> [PROBLEM STATEMENT]
Isolate every line in the records below with "Editor" in it.

> [INPUT DATA]
----------
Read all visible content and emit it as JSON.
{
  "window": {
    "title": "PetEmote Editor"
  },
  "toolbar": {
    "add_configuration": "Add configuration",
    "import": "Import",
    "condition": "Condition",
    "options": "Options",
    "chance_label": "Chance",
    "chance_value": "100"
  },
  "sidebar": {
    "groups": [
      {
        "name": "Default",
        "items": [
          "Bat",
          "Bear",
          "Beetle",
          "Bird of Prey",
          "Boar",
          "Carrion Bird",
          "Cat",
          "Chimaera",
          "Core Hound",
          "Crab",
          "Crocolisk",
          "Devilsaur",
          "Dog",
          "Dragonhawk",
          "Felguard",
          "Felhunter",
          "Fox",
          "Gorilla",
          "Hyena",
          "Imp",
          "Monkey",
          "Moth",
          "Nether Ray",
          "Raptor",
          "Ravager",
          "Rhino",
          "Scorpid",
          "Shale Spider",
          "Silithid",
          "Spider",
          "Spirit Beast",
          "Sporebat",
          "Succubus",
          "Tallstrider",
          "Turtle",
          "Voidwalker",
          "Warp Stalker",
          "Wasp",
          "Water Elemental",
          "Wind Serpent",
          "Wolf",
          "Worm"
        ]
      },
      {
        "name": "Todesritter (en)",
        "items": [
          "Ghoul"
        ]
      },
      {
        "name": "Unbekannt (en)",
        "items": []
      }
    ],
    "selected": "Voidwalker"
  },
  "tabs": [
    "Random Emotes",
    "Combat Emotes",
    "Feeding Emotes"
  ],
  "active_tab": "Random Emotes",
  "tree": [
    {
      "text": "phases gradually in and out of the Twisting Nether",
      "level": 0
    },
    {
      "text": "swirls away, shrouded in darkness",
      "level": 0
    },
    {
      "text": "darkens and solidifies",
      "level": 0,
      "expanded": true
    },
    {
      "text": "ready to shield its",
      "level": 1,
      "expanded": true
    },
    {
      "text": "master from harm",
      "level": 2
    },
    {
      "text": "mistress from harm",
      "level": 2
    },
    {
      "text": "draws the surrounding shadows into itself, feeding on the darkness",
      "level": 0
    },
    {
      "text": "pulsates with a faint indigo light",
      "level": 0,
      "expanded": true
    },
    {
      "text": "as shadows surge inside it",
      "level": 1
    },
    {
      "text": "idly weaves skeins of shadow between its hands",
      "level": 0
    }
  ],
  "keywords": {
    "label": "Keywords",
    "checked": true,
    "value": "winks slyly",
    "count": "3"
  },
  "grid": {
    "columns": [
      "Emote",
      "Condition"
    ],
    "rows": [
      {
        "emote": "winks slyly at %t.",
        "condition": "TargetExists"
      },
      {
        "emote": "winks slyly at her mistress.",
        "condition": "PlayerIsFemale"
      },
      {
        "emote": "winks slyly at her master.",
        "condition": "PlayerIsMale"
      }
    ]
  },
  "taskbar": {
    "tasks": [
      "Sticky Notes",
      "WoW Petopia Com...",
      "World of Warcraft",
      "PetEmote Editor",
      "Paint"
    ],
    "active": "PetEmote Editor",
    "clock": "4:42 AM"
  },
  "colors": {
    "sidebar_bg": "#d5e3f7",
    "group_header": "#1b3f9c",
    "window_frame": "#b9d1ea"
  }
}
----------
> [OUTPUT FOR THIS EXERCISE]
    "title": "PetEmote Editor"
      "PetEmote Editor",
    "active": "PetEmote Editor",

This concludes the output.